**DIRECTIONS FOR THIS TASK:** Each record below should be output verbatim, without pictures.

### MATERIAL PROVIDED ###

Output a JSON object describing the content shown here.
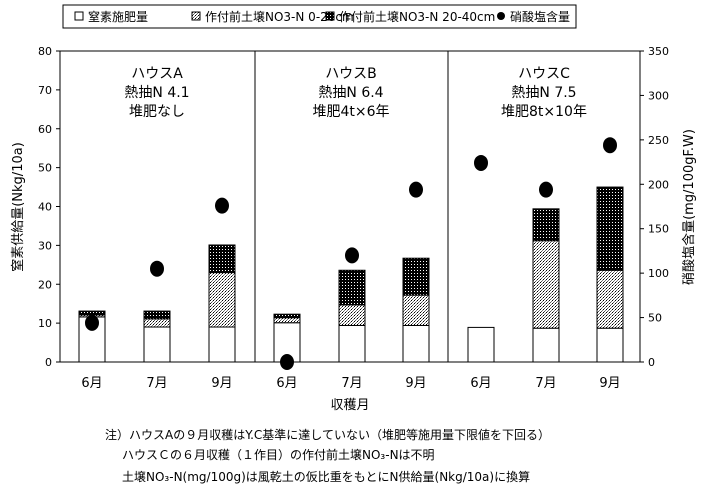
{
  "chart_data": {
    "type": "bar",
    "stacked": true,
    "title": "",
    "legend": [
      "窒素施肥量",
      "作付前土壌NO3-N 0-20cm",
      "作付前土壌NO3-N 20-40cm",
      "硝酸塩含量"
    ],
    "legend_position": "top",
    "xlabel": "収穫月",
    "ylabel": "窒素供給量(Nkg/10a)",
    "y2label": "硝酸塩含量(mg/100gF.W)",
    "ylim": [
      0,
      80
    ],
    "y2lim": [
      0,
      350
    ],
    "yticks": [
      "0",
      "10",
      "20",
      "30",
      "40",
      "50",
      "60",
      "70",
      "80"
    ],
    "y2ticks": [
      "0",
      "50",
      "100",
      "150",
      "200",
      "250",
      "300",
      "350"
    ],
    "groups": [
      {
        "name": "ハウスA",
        "line2": "熱抽N 4.1",
        "line3": "堆肥なし"
      },
      {
        "name": "ハウスB",
        "line2": "熱抽N 6.4",
        "line3": "堆肥4t×6年"
      },
      {
        "name": "ハウスC",
        "line2": "熱抽N 7.5",
        "line3": "堆肥8t×10年"
      }
    ],
    "categories": [
      "6月",
      "7月",
      "9月",
      "6月",
      "7月",
      "9月",
      "6月",
      "7月",
      "9月"
    ],
    "series": [
      {
        "name": "窒素施肥量",
        "values": [
          11.6,
          9.0,
          9.0,
          10.1,
          9.4,
          9.4,
          8.9,
          8.7,
          8.7
        ]
      },
      {
        "name": "作付前土壌NO3-N 0-20cm",
        "values": [
          0.5,
          2.1,
          14.0,
          1.3,
          5.3,
          7.8,
          0,
          22.5,
          14.9
        ]
      },
      {
        "name": "作付前土壌NO3-N 20-40cm",
        "values": [
          1.0,
          2.0,
          7.1,
          0.9,
          8.9,
          9.5,
          0,
          8.2,
          21.4
        ]
      },
      {
        "name": "硝酸塩含量",
        "axis": "right",
        "values": [
          44,
          105,
          176,
          0,
          120,
          194,
          224,
          194,
          244
        ]
      }
    ]
  },
  "notes": [
    "注）ハウスAの９月収穫はY.C基準に達していない（堆肥等施用量下限値を下回る）",
    "ハウスＣの６月収穫（１作目）の作付前土壌NO₃-Nは不明",
    "土壌NO₃-N(mg/100g)は風乾土の仮比重をもとにN供給量(Nkg/10a)に換算"
  ]
}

###

**SOLUTION FOR THIS TASK:**
Output a JSON object describing the content shown here.
{
  "chart_data": {
    "type": "bar",
    "stacked": true,
    "title": "",
    "legend": [
      "窒素施肥量",
      "作付前土壌NO3-N 0-20cm",
      "作付前土壌NO3-N 20-40cm",
      "硝酸塩含量"
    ],
    "legend_position": "top",
    "xlabel": "収穫月",
    "ylabel": "窒素供給量(Nkg/10a)",
    "y2label": "硝酸塩含量(mg/100gF.W)",
    "ylim": [
      0,
      80
    ],
    "y2lim": [
      0,
      350
    ],
    "yticks": [
      "0",
      "10",
      "20",
      "30",
      "40",
      "50",
      "60",
      "70",
      "80"
    ],
    "y2ticks": [
      "0",
      "50",
      "100",
      "150",
      "200",
      "250",
      "300",
      "350"
    ],
    "groups": [
      {
        "name": "ハウスA",
        "line2": "熱抽N 4.1",
        "line3": "堆肥なし"
      },
      {
        "name": "ハウスB",
        "line2": "熱抽N 6.4",
        "line3": "堆肥4t×6年"
      },
      {
        "name": "ハウスC",
        "line2": "熱抽N 7.5",
        "line3": "堆肥8t×10年"
      }
    ],
    "categories": [
      "6月",
      "7月",
      "9月",
      "6月",
      "7月",
      "9月",
      "6月",
      "7月",
      "9月"
    ],
    "series": [
      {
        "name": "窒素施肥量",
        "values": [
          11.6,
          9.0,
          9.0,
          10.1,
          9.4,
          9.4,
          8.9,
          8.7,
          8.7
        ]
      },
      {
        "name": "作付前土壌NO3-N 0-20cm",
        "values": [
          0.5,
          2.1,
          14.0,
          1.3,
          5.3,
          7.8,
          0,
          22.5,
          14.9
        ]
      },
      {
        "name": "作付前土壌NO3-N 20-40cm",
        "values": [
          1.0,
          2.0,
          7.1,
          0.9,
          8.9,
          9.5,
          0,
          8.2,
          21.4
        ]
      },
      {
        "name": "硝酸塩含量",
        "axis": "right",
        "values": [
          44,
          105,
          176,
          0,
          120,
          194,
          224,
          194,
          244
        ]
      }
    ]
  },
  "notes": [
    "注）ハウスAの９月収穫はY.C基準に達していない（堆肥等施用量下限値を下回る）",
    "ハウスＣの６月収穫（１作目）の作付前土壌NO₃-Nは不明",
    "土壌NO₃-N(mg/100g)は風乾土の仮比重をもとにN供給量(Nkg/10a)に換算"
  ]
}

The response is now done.